__Aim of the exercise__:
Extract exactly and only the lines from the one containing "Enumerate this screenshot's" through the end of the entries below. Pictures should not appear in the copy.
↓↓↓
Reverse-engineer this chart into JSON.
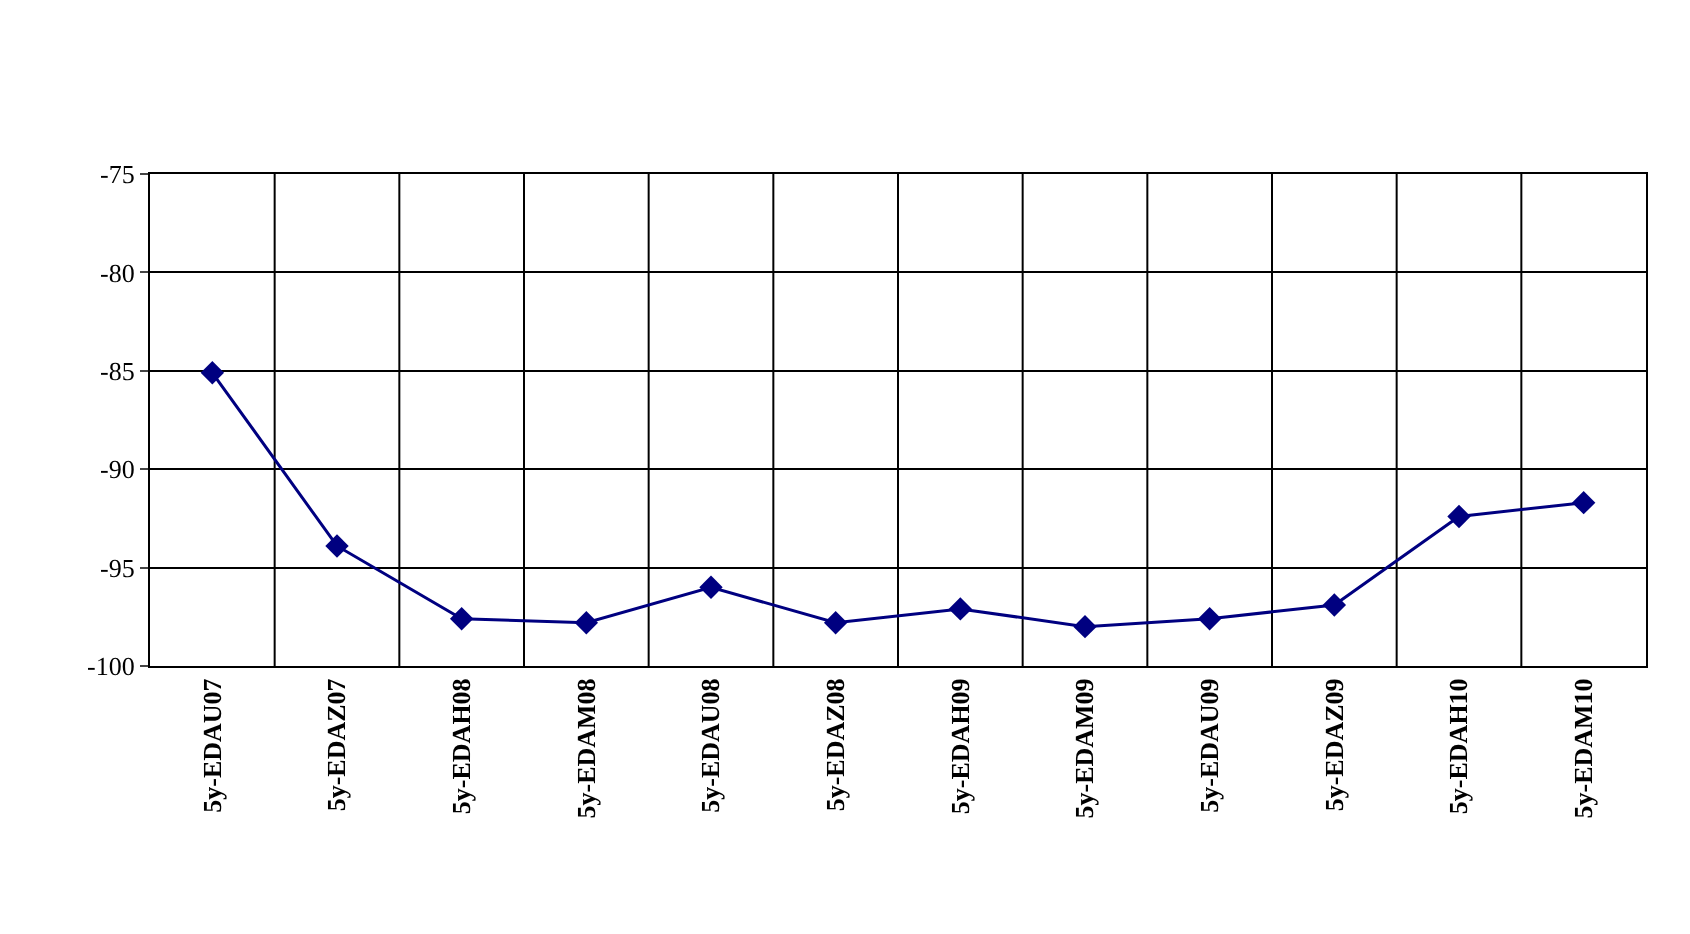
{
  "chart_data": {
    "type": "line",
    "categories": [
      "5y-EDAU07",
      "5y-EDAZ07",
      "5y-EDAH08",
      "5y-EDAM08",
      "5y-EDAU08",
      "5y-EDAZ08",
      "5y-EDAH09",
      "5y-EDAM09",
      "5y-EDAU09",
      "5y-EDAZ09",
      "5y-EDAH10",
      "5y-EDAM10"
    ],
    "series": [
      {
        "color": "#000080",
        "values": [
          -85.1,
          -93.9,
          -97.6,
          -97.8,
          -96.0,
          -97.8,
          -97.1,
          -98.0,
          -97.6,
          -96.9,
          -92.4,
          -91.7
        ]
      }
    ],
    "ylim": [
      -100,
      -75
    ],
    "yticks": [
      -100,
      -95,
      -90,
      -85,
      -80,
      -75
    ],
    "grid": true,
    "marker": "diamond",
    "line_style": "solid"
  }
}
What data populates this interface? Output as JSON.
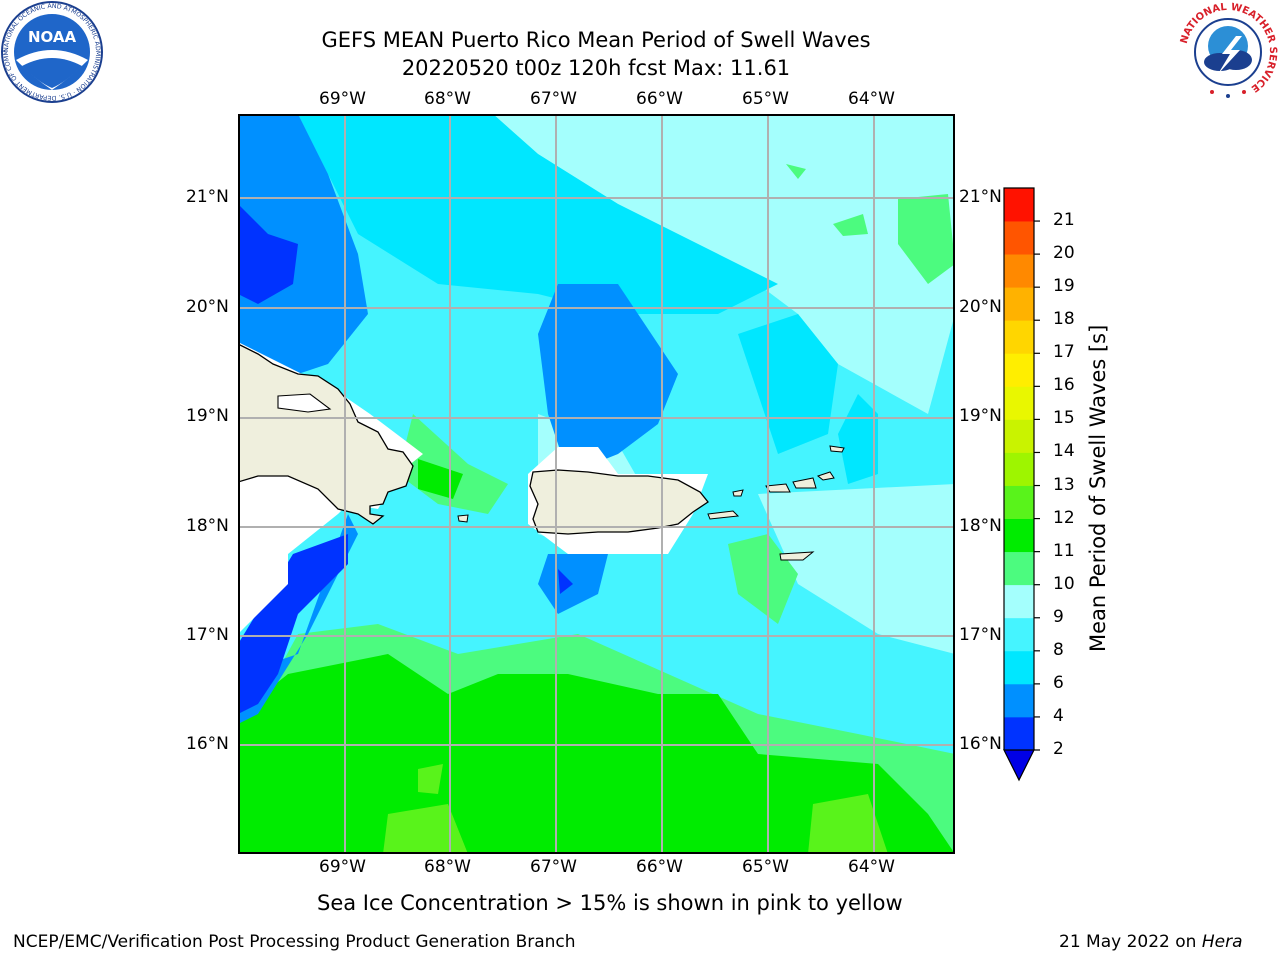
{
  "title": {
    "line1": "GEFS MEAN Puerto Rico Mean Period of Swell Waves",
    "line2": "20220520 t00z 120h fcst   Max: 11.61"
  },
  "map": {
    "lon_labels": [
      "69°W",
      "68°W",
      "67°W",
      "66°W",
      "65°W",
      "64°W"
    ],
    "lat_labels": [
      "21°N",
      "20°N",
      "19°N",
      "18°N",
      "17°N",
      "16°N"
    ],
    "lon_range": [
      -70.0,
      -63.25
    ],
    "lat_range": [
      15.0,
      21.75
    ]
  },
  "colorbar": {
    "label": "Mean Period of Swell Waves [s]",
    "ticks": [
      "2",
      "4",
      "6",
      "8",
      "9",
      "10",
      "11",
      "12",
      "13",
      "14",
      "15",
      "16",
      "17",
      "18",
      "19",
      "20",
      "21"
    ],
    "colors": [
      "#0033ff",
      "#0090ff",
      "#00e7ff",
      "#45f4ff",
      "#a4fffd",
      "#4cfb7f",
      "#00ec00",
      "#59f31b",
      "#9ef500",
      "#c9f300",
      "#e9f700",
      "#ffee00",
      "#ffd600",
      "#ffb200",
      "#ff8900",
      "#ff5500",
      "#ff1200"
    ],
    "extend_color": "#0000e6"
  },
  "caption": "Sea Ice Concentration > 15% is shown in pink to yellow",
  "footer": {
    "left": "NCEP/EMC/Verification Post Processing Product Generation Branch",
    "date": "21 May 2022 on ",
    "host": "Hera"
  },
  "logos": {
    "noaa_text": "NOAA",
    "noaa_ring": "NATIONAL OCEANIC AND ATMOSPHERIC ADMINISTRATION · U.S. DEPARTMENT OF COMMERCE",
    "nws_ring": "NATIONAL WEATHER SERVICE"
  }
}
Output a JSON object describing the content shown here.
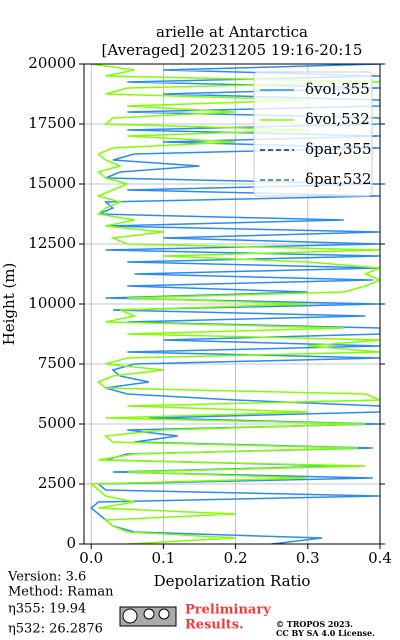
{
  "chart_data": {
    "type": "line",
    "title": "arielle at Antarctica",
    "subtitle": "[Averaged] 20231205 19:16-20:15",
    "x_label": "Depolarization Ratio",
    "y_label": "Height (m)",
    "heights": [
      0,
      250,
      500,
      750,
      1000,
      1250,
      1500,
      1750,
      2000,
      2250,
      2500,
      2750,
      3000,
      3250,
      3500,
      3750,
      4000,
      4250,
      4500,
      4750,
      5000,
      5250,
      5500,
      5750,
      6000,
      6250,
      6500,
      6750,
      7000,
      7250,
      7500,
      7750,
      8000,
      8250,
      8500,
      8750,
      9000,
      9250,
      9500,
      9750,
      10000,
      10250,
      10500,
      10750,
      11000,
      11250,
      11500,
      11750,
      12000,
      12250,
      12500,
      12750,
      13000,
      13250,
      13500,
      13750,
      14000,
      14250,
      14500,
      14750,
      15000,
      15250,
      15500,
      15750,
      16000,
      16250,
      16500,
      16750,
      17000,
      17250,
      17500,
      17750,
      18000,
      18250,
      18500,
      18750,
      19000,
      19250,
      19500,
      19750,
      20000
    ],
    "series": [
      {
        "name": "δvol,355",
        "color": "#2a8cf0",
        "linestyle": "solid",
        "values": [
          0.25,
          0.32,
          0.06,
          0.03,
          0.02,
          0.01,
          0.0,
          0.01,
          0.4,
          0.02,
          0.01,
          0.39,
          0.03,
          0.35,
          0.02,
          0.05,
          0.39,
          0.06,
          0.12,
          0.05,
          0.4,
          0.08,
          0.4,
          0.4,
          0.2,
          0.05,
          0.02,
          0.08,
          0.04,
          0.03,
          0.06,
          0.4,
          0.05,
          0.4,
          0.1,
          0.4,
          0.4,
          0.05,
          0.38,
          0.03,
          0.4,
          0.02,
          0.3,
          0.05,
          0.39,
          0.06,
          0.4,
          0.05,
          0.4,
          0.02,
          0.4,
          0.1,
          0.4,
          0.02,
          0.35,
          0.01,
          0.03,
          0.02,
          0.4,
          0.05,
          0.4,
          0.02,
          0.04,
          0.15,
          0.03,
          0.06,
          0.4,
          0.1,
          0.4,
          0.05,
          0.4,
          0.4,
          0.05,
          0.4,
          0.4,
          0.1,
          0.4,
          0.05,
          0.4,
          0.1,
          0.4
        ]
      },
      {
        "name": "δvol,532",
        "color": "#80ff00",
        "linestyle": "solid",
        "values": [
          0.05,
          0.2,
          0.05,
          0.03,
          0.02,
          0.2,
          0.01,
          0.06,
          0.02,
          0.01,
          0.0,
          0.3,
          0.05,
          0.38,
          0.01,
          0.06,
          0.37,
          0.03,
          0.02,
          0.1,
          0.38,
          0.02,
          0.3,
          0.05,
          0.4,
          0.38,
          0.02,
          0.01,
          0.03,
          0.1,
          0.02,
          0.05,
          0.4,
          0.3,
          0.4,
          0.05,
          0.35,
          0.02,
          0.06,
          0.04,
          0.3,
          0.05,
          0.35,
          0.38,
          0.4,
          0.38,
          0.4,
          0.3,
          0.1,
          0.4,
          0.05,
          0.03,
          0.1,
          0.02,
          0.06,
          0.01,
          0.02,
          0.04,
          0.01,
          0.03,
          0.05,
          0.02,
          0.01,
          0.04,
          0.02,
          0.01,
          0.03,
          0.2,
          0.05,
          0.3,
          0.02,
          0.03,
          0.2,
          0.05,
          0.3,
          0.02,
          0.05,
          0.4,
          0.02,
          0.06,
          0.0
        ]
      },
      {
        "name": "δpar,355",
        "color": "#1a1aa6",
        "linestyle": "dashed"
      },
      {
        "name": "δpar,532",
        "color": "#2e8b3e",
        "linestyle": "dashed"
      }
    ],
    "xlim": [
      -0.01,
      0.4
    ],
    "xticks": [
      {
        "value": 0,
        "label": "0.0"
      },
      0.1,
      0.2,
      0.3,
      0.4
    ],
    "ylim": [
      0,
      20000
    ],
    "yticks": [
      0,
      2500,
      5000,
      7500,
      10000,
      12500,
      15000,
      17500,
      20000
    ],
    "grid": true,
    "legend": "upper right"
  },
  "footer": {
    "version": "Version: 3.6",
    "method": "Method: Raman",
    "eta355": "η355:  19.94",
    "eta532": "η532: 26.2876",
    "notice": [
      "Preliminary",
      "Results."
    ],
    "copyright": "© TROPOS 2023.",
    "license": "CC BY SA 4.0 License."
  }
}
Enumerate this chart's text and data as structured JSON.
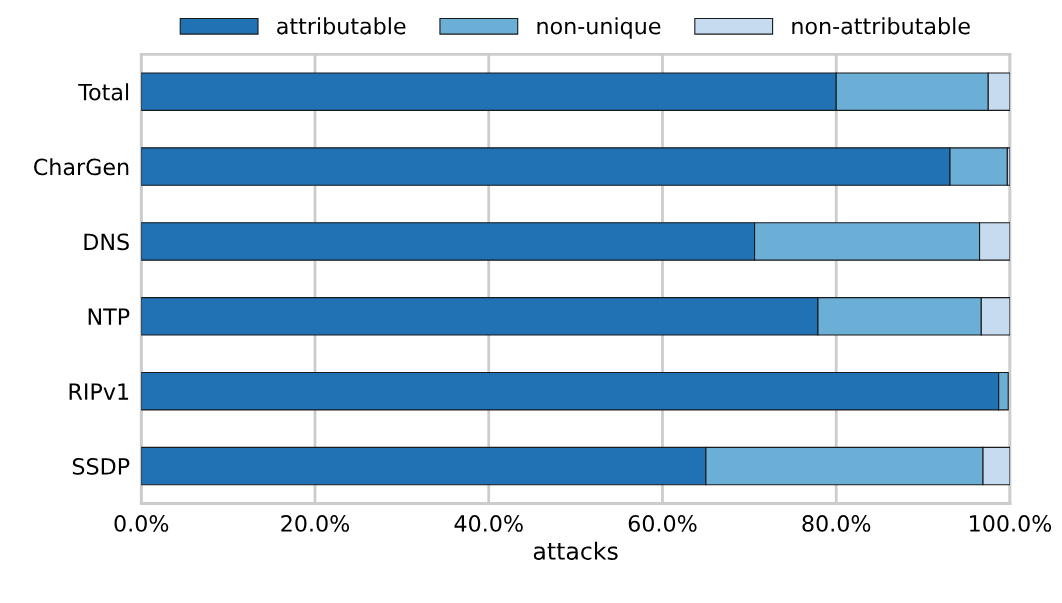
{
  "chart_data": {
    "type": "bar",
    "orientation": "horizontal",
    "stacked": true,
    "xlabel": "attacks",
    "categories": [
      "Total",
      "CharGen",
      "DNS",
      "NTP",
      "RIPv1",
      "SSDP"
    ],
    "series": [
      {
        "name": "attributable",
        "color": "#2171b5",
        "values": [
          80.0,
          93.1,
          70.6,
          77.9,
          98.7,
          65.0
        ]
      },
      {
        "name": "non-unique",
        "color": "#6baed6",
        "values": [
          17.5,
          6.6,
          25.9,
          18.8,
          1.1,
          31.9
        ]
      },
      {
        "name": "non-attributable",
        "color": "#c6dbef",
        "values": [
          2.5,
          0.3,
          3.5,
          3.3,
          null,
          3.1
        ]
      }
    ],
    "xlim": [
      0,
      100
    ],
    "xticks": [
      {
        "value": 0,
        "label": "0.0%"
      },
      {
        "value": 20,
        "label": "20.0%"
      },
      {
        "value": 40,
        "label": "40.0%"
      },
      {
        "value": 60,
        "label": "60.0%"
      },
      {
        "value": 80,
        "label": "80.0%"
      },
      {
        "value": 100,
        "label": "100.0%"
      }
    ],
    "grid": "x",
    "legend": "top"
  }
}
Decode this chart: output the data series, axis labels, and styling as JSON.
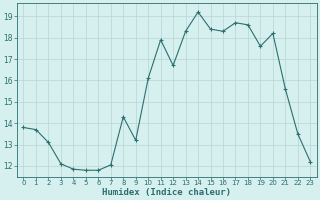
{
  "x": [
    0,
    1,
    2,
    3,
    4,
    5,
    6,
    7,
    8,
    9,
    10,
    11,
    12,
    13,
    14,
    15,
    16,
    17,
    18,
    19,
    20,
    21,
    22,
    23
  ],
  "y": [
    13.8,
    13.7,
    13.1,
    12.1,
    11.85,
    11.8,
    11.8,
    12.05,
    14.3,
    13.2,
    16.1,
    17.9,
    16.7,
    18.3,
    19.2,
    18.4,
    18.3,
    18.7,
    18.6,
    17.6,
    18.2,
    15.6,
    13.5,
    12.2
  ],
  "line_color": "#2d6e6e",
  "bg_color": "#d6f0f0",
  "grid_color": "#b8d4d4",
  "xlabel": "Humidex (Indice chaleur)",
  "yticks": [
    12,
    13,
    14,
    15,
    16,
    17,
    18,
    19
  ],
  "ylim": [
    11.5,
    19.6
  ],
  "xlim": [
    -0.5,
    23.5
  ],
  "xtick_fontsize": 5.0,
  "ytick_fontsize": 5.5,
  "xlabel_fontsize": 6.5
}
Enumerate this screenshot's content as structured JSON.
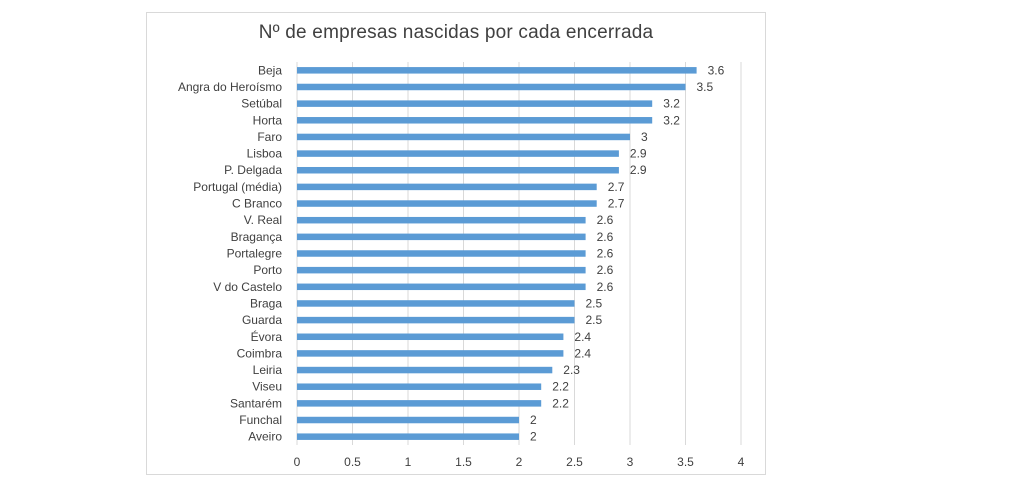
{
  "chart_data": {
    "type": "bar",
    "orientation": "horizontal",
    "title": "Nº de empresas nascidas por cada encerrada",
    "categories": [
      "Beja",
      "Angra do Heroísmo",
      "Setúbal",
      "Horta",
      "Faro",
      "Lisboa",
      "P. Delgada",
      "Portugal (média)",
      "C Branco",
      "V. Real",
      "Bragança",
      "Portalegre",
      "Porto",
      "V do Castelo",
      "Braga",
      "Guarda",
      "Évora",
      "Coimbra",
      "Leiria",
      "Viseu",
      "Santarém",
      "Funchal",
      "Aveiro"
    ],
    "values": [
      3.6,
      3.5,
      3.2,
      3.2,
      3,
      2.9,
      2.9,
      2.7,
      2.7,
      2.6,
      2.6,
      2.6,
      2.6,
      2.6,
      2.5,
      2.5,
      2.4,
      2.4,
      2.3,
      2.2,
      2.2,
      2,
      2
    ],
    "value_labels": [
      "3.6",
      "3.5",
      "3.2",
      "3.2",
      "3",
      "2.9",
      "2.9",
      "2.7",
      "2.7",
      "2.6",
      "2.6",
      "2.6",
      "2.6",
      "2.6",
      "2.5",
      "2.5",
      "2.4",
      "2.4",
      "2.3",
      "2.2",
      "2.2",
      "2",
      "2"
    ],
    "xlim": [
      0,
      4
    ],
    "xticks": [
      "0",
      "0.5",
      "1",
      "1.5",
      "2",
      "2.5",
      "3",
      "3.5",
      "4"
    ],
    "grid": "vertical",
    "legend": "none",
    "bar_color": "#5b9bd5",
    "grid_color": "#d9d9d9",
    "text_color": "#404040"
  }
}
↑↑↑
__Exercise result__:
Enumerate this screenshot's content as structured JSON.
{
  "chart_data": {
    "type": "bar",
    "orientation": "horizontal",
    "title": "Nº de empresas nascidas por cada encerrada",
    "categories": [
      "Beja",
      "Angra do Heroísmo",
      "Setúbal",
      "Horta",
      "Faro",
      "Lisboa",
      "P. Delgada",
      "Portugal (média)",
      "C Branco",
      "V. Real",
      "Bragança",
      "Portalegre",
      "Porto",
      "V do Castelo",
      "Braga",
      "Guarda",
      "Évora",
      "Coimbra",
      "Leiria",
      "Viseu",
      "Santarém",
      "Funchal",
      "Aveiro"
    ],
    "values": [
      3.6,
      3.5,
      3.2,
      3.2,
      3,
      2.9,
      2.9,
      2.7,
      2.7,
      2.6,
      2.6,
      2.6,
      2.6,
      2.6,
      2.5,
      2.5,
      2.4,
      2.4,
      2.3,
      2.2,
      2.2,
      2,
      2
    ],
    "value_labels": [
      "3.6",
      "3.5",
      "3.2",
      "3.2",
      "3",
      "2.9",
      "2.9",
      "2.7",
      "2.7",
      "2.6",
      "2.6",
      "2.6",
      "2.6",
      "2.6",
      "2.5",
      "2.5",
      "2.4",
      "2.4",
      "2.3",
      "2.2",
      "2.2",
      "2",
      "2"
    ],
    "xlim": [
      0,
      4
    ],
    "xticks": [
      "0",
      "0.5",
      "1",
      "1.5",
      "2",
      "2.5",
      "3",
      "3.5",
      "4"
    ],
    "grid": "vertical",
    "legend": "none",
    "bar_color": "#5b9bd5",
    "grid_color": "#d9d9d9",
    "text_color": "#404040"
  }
}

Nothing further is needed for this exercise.